*STATED PROBLEM*
Your task is to print all of the material verbatim.
─── DATASET RECORDS
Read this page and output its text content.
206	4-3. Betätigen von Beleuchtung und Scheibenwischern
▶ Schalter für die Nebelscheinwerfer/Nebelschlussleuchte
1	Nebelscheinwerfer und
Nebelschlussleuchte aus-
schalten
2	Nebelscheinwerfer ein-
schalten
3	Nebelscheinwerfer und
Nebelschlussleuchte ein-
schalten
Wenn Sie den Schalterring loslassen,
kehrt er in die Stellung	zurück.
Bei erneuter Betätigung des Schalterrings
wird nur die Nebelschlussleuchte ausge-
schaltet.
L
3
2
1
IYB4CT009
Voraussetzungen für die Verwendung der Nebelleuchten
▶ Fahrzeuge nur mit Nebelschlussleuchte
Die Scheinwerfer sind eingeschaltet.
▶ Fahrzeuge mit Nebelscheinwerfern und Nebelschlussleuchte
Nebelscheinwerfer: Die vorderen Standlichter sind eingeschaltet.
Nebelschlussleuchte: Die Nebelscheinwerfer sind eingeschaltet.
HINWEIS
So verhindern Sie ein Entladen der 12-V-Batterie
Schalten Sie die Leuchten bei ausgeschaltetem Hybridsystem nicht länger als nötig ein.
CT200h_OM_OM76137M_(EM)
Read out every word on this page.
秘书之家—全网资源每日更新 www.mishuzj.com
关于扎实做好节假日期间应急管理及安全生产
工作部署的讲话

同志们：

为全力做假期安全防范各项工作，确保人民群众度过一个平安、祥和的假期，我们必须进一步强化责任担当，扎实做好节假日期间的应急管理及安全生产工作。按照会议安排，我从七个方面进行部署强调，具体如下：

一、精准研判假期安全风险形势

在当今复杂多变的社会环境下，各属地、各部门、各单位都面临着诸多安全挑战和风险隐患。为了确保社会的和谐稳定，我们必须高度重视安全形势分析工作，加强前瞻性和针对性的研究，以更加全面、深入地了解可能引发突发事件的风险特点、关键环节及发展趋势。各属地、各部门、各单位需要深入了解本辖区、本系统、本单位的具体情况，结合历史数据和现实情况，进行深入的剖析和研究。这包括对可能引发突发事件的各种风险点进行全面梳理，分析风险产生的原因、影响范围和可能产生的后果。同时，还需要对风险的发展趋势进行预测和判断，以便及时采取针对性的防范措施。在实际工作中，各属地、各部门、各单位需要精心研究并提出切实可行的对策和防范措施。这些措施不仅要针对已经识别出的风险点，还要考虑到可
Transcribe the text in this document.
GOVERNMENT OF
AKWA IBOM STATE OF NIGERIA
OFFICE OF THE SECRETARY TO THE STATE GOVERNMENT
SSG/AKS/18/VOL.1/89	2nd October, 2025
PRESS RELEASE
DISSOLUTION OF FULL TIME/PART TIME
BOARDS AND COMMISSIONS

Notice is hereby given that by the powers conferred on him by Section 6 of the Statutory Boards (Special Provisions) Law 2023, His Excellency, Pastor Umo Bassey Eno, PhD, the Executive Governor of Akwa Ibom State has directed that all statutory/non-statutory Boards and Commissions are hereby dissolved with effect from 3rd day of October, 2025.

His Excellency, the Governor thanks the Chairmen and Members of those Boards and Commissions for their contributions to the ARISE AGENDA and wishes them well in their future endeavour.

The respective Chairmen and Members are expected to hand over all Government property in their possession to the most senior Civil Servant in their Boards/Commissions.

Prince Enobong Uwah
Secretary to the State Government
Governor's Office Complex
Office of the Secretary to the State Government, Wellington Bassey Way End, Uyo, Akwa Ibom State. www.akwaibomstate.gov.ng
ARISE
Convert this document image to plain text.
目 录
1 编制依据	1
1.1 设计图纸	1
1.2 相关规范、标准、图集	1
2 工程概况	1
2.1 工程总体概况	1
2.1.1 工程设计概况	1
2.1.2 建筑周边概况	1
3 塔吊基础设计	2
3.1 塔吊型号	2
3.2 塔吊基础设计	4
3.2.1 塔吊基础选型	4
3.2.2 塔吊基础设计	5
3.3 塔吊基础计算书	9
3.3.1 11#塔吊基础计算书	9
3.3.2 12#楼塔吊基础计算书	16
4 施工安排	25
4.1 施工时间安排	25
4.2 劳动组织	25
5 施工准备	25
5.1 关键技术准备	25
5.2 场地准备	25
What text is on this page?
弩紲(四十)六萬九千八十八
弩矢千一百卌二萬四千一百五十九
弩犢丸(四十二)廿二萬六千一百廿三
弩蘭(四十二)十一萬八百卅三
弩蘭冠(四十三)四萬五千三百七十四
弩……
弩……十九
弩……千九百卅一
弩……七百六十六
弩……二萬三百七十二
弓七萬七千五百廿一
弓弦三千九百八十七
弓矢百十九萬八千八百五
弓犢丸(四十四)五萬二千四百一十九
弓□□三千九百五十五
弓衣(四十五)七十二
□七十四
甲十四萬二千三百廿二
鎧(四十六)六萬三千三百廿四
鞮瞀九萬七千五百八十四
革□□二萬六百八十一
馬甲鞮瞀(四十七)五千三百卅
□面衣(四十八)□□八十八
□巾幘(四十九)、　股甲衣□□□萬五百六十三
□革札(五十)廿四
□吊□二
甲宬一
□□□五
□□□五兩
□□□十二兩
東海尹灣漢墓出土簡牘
──────
*OUTPUT BELOW*
Read this page and output its text content.
206	4-3. Betätigen von Beleuchtung und Scheibenwischern
▶ Schalter für die Nebelscheinwerfer/Nebelschlussleuchte
1	Nebelscheinwerfer und
Nebelschlussleuchte aus-
schalten
2	Nebelscheinwerfer ein-
schalten
3	Nebelscheinwerfer und
Nebelschlussleuchte ein-
schalten
Wenn Sie den Schalterring loslassen,
kehrt er in die Stellung	zurück.
Bei erneuter Betätigung des Schalterrings
wird nur die Nebelschlussleuchte ausge-
schaltet.
L
3
2
1
IYB4CT009
Voraussetzungen für die Verwendung der Nebelleuchten
▶ Fahrzeuge nur mit Nebelschlussleuchte
Die Scheinwerfer sind eingeschaltet.
▶ Fahrzeuge mit Nebelscheinwerfern und Nebelschlussleuchte
Nebelscheinwerfer: Die vorderen Standlichter sind eingeschaltet.
Nebelschlussleuchte: Die Nebelscheinwerfer sind eingeschaltet.
HINWEIS
So verhindern Sie ein Entladen der 12-V-Batterie
Schalten Sie die Leuchten bei ausgeschaltetem Hybridsystem nicht länger als nötig ein.
CT200h_OM_OM76137M_(EM)
Read out every word on this page.
秘书之家—全网资源每日更新 www.mishuzj.com
关于扎实做好节假日期间应急管理及安全生产
工作部署的讲话

同志们：

为全力做假期安全防范各项工作，确保人民群众度过一个平安、祥和的假期，我们必须进一步强化责任担当，扎实做好节假日期间的应急管理及安全生产工作。按照会议安排，我从七个方面进行部署强调，具体如下：

一、精准研判假期安全风险形势

在当今复杂多变的社会环境下，各属地、各部门、各单位都面临着诸多安全挑战和风险隐患。为了确保社会的和谐稳定，我们必须高度重视安全形势分析工作，加强前瞻性和针对性的研究，以更加全面、深入地了解可能引发突发事件的风险特点、关键环节及发展趋势。各属地、各部门、各单位需要深入了解本辖区、本系统、本单位的具体情况，结合历史数据和现实情况，进行深入的剖析和研究。这包括对可能引发突发事件的各种风险点进行全面梳理，分析风险产生的原因、影响范围和可能产生的后果。同时，还需要对风险的发展趋势进行预测和判断，以便及时采取针对性的防范措施。在实际工作中，各属地、各部门、各单位需要精心研究并提出切实可行的对策和防范措施。这些措施不仅要针对已经识别出的风险点，还要考虑到可
Transcribe the text in this document.
GOVERNMENT OF
AKWA IBOM STATE OF NIGERIA
OFFICE OF THE SECRETARY TO THE STATE GOVERNMENT
SSG/AKS/18/VOL.1/89	2nd October, 2025
PRESS RELEASE
DISSOLUTION OF FULL TIME/PART TIME
BOARDS AND COMMISSIONS

Notice is hereby given that by the powers conferred on him by Section 6 of the Statutory Boards (Special Provisions) Law 2023, His Excellency, Pastor Umo Bassey Eno, PhD, the Executive Governor of Akwa Ibom State has directed that all statutory/non-statutory Boards and Commissions are hereby dissolved with effect from 3rd day of October, 2025.

His Excellency, the Governor thanks the Chairmen and Members of those Boards and Commissions for their contributions to the ARISE AGENDA and wishes them well in their future endeavour.

The respective Chairmen and Members are expected to hand over all Government property in their possession to the most senior Civil Servant in their Boards/Commissions.

Prince Enobong Uwah
Secretary to the State Government
Governor's Office Complex
Office of the Secretary to the State Government, Wellington Bassey Way End, Uyo, Akwa Ibom State. www.akwaibomstate.gov.ng
ARISE
Convert this document image to plain text.
目 录
1 编制依据	1
1.1 设计图纸	1
1.2 相关规范、标准、图集	1
2 工程概况	1
2.1 工程总体概况	1
2.1.1 工程设计概况	1
2.1.2 建筑周边概况	1
3 塔吊基础设计	2
3.1 塔吊型号	2
3.2 塔吊基础设计	4
3.2.1 塔吊基础选型	4
3.2.2 塔吊基础设计	5
3.3 塔吊基础计算书	9
3.3.1 11#塔吊基础计算书	9
3.3.2 12#楼塔吊基础计算书	16
4 施工安排	25
4.1 施工时间安排	25
4.2 劳动组织	25
5 施工准备	25
5.1 关键技术准备	25
5.2 场地准备	25
What text is on this page?
弩紲(四十)六萬九千八十八
弩矢千一百卌二萬四千一百五十九
弩犢丸(四十二)廿二萬六千一百廿三
弩蘭(四十二)十一萬八百卅三
弩蘭冠(四十三)四萬五千三百七十四
弩……
弩……十九
弩……千九百卅一
弩……七百六十六
弩……二萬三百七十二
弓七萬七千五百廿一
弓弦三千九百八十七
弓矢百十九萬八千八百五
弓犢丸(四十四)五萬二千四百一十九
弓□□三千九百五十五
弓衣(四十五)七十二
□七十四
甲十四萬二千三百廿二
鎧(四十六)六萬三千三百廿四
鞮瞀九萬七千五百八十四
革□□二萬六百八十一
馬甲鞮瞀(四十七)五千三百卅
□面衣(四十八)□□八十八
□巾幘(四十九)、　股甲衣□□□萬五百六十三
□革札(五十)廿四
□吊□二
甲宬一
□□□五
□□□五兩
□□□十二兩
東海尹灣漢墓出土簡牘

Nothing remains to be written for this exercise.